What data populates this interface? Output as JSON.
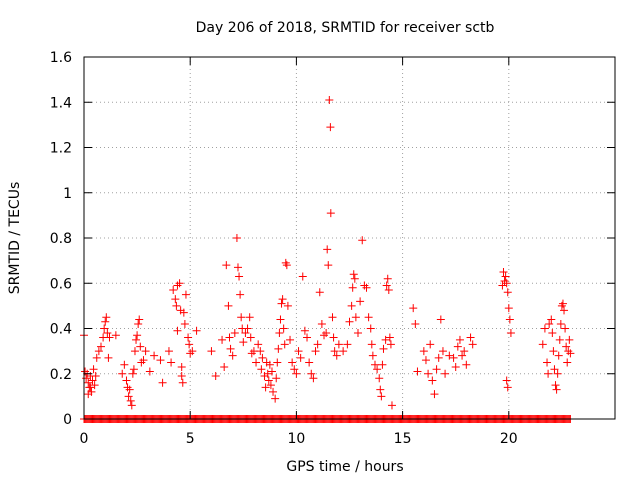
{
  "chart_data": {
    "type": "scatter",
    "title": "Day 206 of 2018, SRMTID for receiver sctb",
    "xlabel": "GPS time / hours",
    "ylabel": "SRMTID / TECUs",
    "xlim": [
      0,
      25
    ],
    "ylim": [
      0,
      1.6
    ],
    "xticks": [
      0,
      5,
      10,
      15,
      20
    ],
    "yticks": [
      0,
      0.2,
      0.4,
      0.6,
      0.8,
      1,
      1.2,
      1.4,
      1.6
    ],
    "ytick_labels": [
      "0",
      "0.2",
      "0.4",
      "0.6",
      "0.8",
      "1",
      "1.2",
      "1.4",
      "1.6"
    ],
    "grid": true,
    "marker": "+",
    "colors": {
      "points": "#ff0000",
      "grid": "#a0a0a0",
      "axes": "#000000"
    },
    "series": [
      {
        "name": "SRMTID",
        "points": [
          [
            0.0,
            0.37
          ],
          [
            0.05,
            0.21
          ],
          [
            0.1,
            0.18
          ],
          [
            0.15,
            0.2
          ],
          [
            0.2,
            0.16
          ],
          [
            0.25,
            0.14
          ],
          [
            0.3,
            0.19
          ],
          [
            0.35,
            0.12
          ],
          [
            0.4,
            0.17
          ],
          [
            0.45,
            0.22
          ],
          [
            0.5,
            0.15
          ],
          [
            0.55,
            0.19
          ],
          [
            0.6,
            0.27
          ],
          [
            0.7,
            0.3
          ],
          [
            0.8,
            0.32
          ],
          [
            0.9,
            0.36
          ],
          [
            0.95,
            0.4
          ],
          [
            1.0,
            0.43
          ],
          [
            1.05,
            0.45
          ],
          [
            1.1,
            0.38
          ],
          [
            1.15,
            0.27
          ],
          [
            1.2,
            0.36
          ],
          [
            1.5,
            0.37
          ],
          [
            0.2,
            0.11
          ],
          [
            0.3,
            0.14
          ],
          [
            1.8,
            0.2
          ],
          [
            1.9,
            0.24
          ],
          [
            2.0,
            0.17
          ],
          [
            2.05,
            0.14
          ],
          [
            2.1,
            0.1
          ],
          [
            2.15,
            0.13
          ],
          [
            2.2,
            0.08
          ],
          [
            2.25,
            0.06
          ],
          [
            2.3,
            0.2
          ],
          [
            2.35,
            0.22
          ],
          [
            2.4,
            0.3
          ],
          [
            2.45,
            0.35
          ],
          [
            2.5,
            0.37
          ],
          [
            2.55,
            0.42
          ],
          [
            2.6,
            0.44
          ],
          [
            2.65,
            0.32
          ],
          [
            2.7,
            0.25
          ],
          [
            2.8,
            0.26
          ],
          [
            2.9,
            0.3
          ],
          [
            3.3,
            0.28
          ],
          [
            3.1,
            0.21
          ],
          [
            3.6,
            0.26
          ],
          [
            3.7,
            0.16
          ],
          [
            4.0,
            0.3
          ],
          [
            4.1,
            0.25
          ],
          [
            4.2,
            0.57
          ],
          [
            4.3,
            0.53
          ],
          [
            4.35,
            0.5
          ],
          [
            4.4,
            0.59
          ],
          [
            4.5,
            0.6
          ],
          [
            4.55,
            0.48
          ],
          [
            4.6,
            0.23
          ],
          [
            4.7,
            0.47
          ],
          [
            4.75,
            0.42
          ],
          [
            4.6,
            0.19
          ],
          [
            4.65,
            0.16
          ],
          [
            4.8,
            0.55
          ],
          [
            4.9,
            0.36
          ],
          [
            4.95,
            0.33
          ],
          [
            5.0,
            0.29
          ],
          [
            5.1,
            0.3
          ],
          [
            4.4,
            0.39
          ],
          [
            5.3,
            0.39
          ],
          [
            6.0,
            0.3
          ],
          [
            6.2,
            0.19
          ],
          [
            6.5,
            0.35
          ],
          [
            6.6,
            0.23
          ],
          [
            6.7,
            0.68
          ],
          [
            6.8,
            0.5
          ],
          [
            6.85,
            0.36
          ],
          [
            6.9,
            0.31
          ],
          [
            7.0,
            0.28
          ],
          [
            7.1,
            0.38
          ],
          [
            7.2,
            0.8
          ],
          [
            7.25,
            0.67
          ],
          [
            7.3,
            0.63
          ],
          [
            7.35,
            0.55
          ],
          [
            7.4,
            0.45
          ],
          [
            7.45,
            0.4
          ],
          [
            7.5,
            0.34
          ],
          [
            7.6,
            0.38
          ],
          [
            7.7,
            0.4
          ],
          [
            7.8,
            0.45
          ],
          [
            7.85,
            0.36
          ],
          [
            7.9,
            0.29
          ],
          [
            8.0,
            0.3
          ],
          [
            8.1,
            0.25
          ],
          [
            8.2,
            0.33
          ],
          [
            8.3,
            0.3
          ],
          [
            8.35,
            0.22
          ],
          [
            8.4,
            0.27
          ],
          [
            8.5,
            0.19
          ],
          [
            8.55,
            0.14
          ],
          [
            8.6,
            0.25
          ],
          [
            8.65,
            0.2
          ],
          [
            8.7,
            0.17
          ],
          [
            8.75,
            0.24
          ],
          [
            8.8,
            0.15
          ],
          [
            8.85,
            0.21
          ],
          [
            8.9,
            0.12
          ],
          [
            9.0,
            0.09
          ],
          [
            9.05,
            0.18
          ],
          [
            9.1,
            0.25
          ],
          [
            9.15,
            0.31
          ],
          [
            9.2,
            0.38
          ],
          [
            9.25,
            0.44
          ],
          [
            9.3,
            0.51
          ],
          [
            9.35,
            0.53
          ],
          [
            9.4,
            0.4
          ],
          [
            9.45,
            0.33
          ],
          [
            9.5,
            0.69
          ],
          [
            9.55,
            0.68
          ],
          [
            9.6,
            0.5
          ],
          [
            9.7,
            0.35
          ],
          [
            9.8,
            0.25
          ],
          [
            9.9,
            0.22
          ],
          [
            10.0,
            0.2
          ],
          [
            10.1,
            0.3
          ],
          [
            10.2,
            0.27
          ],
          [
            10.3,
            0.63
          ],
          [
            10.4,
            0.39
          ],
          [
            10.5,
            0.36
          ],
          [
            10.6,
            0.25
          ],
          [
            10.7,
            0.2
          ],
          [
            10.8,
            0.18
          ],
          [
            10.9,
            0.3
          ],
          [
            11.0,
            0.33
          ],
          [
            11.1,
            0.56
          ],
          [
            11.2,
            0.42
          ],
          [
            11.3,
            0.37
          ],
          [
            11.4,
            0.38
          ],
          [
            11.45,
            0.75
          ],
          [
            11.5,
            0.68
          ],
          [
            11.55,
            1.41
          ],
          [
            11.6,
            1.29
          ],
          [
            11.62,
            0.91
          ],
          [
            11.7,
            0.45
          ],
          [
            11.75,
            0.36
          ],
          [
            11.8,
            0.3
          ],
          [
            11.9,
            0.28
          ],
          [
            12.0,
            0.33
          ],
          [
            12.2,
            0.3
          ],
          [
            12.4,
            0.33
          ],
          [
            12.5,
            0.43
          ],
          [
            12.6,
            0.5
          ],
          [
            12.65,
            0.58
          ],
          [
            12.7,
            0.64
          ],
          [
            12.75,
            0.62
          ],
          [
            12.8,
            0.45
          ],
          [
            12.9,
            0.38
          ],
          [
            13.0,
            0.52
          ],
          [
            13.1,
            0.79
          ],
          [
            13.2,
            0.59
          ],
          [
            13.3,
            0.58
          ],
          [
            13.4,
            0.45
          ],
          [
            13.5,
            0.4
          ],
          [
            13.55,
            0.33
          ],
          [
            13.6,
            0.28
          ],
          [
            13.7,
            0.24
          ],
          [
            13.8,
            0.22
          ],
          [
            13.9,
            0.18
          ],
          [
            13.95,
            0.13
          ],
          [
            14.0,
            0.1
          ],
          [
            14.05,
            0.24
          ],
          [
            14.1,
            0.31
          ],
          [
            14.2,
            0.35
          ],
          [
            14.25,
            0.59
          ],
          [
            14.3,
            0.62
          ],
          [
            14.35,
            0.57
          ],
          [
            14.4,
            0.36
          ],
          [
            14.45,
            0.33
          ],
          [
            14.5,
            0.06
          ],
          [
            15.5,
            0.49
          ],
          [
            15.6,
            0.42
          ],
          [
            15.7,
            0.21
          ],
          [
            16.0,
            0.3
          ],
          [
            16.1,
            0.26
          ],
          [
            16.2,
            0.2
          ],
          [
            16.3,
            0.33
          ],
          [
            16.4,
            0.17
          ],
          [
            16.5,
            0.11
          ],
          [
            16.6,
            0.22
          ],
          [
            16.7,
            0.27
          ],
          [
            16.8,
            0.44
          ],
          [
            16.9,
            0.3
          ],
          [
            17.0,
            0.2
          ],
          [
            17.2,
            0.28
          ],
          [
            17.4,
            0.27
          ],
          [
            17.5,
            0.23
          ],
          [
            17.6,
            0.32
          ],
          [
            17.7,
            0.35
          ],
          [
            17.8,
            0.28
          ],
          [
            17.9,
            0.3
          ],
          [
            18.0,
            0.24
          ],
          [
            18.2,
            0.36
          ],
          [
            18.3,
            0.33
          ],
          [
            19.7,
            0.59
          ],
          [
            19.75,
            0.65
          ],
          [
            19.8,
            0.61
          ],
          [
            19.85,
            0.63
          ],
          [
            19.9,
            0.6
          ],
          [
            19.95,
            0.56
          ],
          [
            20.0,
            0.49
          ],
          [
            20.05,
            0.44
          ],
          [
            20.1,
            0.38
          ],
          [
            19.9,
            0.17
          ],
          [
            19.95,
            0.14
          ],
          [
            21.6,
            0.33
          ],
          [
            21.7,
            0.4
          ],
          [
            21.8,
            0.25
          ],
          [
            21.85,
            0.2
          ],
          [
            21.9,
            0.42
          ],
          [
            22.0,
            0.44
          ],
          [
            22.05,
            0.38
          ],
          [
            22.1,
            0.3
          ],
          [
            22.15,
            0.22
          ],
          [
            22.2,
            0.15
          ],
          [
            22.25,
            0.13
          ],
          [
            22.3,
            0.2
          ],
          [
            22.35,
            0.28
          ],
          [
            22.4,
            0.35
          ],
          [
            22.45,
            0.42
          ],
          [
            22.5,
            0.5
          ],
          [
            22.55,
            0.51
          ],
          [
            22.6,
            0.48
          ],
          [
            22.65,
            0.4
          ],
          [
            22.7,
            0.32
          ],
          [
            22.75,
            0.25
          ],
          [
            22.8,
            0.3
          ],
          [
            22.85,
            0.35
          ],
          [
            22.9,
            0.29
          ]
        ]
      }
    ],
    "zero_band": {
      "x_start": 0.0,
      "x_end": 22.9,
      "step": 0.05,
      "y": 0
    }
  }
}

☆ ☆ ☆

» **Task requirements**:
Say how many lines in this material hold "SRMTID", and say nothing else.

» **Full response**:
3